EXERCISE PROMPT:
Below are some records. Say in a single number how many of their lines include the word "Flow".

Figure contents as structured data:
>> START
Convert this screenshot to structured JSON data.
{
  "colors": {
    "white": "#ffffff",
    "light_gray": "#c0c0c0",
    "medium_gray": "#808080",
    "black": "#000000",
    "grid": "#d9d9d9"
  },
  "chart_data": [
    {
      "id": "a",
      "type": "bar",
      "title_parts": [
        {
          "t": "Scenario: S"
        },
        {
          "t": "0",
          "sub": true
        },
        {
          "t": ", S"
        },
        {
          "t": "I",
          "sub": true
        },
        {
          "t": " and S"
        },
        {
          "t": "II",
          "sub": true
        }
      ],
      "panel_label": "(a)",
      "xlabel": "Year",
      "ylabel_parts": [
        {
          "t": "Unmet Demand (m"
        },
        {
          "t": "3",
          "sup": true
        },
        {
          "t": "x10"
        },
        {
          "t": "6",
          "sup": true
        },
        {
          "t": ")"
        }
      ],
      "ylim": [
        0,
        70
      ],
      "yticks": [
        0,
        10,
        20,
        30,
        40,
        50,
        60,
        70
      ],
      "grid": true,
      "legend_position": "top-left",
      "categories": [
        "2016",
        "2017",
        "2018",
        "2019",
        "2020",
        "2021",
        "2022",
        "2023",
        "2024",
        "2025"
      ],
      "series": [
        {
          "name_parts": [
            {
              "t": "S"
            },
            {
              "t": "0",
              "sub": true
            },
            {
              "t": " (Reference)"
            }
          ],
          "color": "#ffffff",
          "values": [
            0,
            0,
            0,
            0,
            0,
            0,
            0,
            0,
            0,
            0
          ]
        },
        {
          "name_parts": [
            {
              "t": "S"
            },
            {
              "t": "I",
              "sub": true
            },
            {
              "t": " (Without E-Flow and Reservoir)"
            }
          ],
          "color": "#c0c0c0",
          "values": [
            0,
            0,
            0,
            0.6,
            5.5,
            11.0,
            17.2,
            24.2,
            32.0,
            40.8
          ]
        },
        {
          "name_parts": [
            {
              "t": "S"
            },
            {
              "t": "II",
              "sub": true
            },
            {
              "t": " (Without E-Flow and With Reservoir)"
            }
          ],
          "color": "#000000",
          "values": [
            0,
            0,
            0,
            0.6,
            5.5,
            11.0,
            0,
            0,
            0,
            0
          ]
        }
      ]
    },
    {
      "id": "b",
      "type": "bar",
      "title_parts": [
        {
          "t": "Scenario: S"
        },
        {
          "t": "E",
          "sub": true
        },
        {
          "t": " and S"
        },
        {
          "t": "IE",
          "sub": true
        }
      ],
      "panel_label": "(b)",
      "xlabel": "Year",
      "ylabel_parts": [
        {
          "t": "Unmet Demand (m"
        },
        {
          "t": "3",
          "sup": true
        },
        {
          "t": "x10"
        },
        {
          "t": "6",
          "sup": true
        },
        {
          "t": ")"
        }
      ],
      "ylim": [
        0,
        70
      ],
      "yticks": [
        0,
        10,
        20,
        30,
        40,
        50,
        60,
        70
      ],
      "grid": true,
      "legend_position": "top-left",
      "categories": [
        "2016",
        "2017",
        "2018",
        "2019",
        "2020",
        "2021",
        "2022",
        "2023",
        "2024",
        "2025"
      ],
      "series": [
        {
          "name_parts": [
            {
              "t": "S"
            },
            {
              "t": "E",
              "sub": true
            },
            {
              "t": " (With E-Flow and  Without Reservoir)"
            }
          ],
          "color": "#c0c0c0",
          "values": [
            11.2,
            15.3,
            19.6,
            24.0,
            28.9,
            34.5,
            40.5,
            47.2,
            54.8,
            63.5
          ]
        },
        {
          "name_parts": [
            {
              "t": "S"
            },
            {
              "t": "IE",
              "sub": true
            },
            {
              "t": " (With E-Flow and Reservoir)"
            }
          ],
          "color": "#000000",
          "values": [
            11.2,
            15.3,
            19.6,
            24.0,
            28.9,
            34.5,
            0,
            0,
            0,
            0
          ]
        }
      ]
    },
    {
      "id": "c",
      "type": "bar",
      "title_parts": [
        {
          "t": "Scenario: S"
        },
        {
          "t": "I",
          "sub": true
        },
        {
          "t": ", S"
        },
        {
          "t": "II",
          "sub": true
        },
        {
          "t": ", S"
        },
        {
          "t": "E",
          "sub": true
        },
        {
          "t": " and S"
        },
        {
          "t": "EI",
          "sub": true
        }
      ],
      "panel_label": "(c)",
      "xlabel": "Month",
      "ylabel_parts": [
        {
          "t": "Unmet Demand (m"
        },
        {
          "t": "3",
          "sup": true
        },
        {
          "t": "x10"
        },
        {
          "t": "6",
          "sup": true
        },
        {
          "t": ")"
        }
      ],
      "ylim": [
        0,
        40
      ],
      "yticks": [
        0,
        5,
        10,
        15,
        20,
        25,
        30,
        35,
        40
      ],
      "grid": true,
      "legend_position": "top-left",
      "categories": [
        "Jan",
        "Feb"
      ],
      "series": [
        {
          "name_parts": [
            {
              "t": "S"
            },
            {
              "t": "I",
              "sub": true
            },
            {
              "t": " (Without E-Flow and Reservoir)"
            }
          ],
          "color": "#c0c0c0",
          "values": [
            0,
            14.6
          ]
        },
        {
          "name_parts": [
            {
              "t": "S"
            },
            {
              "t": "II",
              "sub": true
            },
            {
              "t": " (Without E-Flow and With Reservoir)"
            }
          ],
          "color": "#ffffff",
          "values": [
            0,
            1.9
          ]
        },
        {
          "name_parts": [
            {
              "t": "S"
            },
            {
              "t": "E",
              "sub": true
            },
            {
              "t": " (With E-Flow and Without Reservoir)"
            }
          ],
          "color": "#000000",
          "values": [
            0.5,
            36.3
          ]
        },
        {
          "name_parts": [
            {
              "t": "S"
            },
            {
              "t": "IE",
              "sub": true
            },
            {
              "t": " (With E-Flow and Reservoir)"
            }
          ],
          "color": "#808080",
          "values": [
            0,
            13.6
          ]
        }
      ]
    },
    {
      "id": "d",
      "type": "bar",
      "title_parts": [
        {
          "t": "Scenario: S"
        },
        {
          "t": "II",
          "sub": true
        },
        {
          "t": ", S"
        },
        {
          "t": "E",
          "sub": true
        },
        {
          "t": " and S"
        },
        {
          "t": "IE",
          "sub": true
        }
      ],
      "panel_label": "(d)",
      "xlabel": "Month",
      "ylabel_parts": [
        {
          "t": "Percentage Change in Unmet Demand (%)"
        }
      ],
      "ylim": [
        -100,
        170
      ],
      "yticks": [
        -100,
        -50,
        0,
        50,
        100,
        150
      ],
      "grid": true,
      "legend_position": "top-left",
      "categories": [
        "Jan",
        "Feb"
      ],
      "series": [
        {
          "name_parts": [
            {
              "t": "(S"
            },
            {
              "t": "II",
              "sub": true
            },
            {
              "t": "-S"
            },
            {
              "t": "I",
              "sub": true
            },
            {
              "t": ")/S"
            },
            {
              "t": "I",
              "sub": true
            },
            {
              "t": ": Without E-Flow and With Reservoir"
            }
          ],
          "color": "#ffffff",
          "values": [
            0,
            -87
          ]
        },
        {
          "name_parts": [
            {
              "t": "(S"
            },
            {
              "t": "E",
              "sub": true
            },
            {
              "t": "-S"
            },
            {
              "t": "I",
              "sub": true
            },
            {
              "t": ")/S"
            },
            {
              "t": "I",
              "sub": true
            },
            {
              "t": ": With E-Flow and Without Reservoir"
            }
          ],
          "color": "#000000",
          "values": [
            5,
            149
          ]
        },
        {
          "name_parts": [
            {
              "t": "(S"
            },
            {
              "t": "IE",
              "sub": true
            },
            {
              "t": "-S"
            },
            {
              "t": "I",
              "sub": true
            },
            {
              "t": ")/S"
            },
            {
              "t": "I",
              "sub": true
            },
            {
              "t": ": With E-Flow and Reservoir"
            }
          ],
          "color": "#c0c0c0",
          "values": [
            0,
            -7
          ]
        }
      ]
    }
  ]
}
>> END
TASK OUTPUT:
11